• _Set task_: Extract the complete listing and output it unchanged.

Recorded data
——————

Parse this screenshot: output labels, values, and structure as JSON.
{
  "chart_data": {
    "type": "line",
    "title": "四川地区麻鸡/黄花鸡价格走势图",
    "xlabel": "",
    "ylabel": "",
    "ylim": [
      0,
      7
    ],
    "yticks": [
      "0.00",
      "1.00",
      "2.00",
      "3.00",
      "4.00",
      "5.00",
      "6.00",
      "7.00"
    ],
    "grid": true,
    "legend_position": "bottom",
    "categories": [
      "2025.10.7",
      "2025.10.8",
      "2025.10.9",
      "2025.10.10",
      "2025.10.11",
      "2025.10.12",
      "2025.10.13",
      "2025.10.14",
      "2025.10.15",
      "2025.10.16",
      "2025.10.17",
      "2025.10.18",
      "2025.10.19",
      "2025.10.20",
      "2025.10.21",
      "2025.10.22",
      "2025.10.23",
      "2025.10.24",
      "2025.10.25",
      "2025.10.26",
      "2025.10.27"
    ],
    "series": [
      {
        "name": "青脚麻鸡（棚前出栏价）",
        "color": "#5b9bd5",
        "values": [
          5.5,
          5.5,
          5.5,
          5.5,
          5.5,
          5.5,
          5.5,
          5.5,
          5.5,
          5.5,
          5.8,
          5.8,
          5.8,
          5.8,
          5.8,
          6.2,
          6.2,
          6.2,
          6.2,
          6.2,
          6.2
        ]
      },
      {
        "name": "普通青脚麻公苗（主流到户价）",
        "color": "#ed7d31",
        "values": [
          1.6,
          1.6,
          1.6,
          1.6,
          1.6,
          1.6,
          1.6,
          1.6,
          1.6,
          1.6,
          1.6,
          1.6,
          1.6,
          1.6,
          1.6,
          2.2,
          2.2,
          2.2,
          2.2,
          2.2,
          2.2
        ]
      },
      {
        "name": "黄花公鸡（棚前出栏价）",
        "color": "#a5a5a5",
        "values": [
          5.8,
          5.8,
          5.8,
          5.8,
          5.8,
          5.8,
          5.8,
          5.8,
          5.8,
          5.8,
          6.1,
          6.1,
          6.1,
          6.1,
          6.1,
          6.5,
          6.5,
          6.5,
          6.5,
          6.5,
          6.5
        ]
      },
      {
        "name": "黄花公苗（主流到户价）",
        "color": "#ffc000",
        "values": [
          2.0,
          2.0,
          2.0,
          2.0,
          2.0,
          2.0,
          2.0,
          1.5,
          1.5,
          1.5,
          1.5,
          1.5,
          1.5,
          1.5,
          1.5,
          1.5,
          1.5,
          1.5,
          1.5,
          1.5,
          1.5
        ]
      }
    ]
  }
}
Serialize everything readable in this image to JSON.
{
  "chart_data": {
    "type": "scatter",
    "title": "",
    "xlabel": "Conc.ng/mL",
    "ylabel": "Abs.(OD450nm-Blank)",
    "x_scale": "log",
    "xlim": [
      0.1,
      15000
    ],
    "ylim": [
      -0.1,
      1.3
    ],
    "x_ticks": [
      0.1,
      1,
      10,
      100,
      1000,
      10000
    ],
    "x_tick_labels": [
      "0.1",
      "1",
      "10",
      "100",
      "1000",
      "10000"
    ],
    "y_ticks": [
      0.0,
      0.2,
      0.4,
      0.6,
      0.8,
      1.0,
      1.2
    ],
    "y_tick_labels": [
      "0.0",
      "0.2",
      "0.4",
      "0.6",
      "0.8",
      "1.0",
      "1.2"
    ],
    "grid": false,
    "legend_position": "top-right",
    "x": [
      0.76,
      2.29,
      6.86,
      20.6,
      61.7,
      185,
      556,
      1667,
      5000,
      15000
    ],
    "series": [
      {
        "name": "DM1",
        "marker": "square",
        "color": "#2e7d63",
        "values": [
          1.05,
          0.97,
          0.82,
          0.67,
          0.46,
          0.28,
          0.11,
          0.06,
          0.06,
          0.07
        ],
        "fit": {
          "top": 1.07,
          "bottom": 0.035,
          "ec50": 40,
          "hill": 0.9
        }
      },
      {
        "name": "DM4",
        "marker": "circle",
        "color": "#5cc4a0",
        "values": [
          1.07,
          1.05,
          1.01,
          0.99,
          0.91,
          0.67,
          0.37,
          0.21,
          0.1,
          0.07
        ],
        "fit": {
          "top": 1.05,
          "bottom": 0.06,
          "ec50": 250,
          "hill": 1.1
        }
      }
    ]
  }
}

——————

• _Full response_:
Parse this screenshot: output labels, values, and structure as JSON.
{
  "chart_data": {
    "type": "line",
    "title": "四川地区麻鸡/黄花鸡价格走势图",
    "xlabel": "",
    "ylabel": "",
    "ylim": [
      0,
      7
    ],
    "yticks": [
      "0.00",
      "1.00",
      "2.00",
      "3.00",
      "4.00",
      "5.00",
      "6.00",
      "7.00"
    ],
    "grid": true,
    "legend_position": "bottom",
    "categories": [
      "2025.10.7",
      "2025.10.8",
      "2025.10.9",
      "2025.10.10",
      "2025.10.11",
      "2025.10.12",
      "2025.10.13",
      "2025.10.14",
      "2025.10.15",
      "2025.10.16",
      "2025.10.17",
      "2025.10.18",
      "2025.10.19",
      "2025.10.20",
      "2025.10.21",
      "2025.10.22",
      "2025.10.23",
      "2025.10.24",
      "2025.10.25",
      "2025.10.26",
      "2025.10.27"
    ],
    "series": [
      {
        "name": "青脚麻鸡（棚前出栏价）",
        "color": "#5b9bd5",
        "values": [
          5.5,
          5.5,
          5.5,
          5.5,
          5.5,
          5.5,
          5.5,
          5.5,
          5.5,
          5.5,
          5.8,
          5.8,
          5.8,
          5.8,
          5.8,
          6.2,
          6.2,
          6.2,
          6.2,
          6.2,
          6.2
        ]
      },
      {
        "name": "普通青脚麻公苗（主流到户价）",
        "color": "#ed7d31",
        "values": [
          1.6,
          1.6,
          1.6,
          1.6,
          1.6,
          1.6,
          1.6,
          1.6,
          1.6,
          1.6,
          1.6,
          1.6,
          1.6,
          1.6,
          1.6,
          2.2,
          2.2,
          2.2,
          2.2,
          2.2,
          2.2
        ]
      },
      {
        "name": "黄花公鸡（棚前出栏价）",
        "color": "#a5a5a5",
        "values": [
          5.8,
          5.8,
          5.8,
          5.8,
          5.8,
          5.8,
          5.8,
          5.8,
          5.8,
          5.8,
          6.1,
          6.1,
          6.1,
          6.1,
          6.1,
          6.5,
          6.5,
          6.5,
          6.5,
          6.5,
          6.5
        ]
      },
      {
        "name": "黄花公苗（主流到户价）",
        "color": "#ffc000",
        "values": [
          2.0,
          2.0,
          2.0,
          2.0,
          2.0,
          2.0,
          2.0,
          1.5,
          1.5,
          1.5,
          1.5,
          1.5,
          1.5,
          1.5,
          1.5,
          1.5,
          1.5,
          1.5,
          1.5,
          1.5,
          1.5
        ]
      }
    ]
  }
}
Serialize everything readable in this image to JSON.
{
  "chart_data": {
    "type": "scatter",
    "title": "",
    "xlabel": "Conc.ng/mL",
    "ylabel": "Abs.(OD450nm-Blank)",
    "x_scale": "log",
    "xlim": [
      0.1,
      15000
    ],
    "ylim": [
      -0.1,
      1.3
    ],
    "x_ticks": [
      0.1,
      1,
      10,
      100,
      1000,
      10000
    ],
    "x_tick_labels": [
      "0.1",
      "1",
      "10",
      "100",
      "1000",
      "10000"
    ],
    "y_ticks": [
      0.0,
      0.2,
      0.4,
      0.6,
      0.8,
      1.0,
      1.2
    ],
    "y_tick_labels": [
      "0.0",
      "0.2",
      "0.4",
      "0.6",
      "0.8",
      "1.0",
      "1.2"
    ],
    "grid": false,
    "legend_position": "top-right",
    "x": [
      0.76,
      2.29,
      6.86,
      20.6,
      61.7,
      185,
      556,
      1667,
      5000,
      15000
    ],
    "series": [
      {
        "name": "DM1",
        "marker": "square",
        "color": "#2e7d63",
        "values": [
          1.05,
          0.97,
          0.82,
          0.67,
          0.46,
          0.28,
          0.11,
          0.06,
          0.06,
          0.07
        ],
        "fit": {
          "top": 1.07,
          "bottom": 0.035,
          "ec50": 40,
          "hill": 0.9
        }
      },
      {
        "name": "DM4",
        "marker": "circle",
        "color": "#5cc4a0",
        "values": [
          1.07,
          1.05,
          1.01,
          0.99,
          0.91,
          0.67,
          0.37,
          0.21,
          0.1,
          0.07
        ],
        "fit": {
          "top": 1.05,
          "bottom": 0.06,
          "ec50": 250,
          "hill": 1.1
        }
      }
    ]
  }
}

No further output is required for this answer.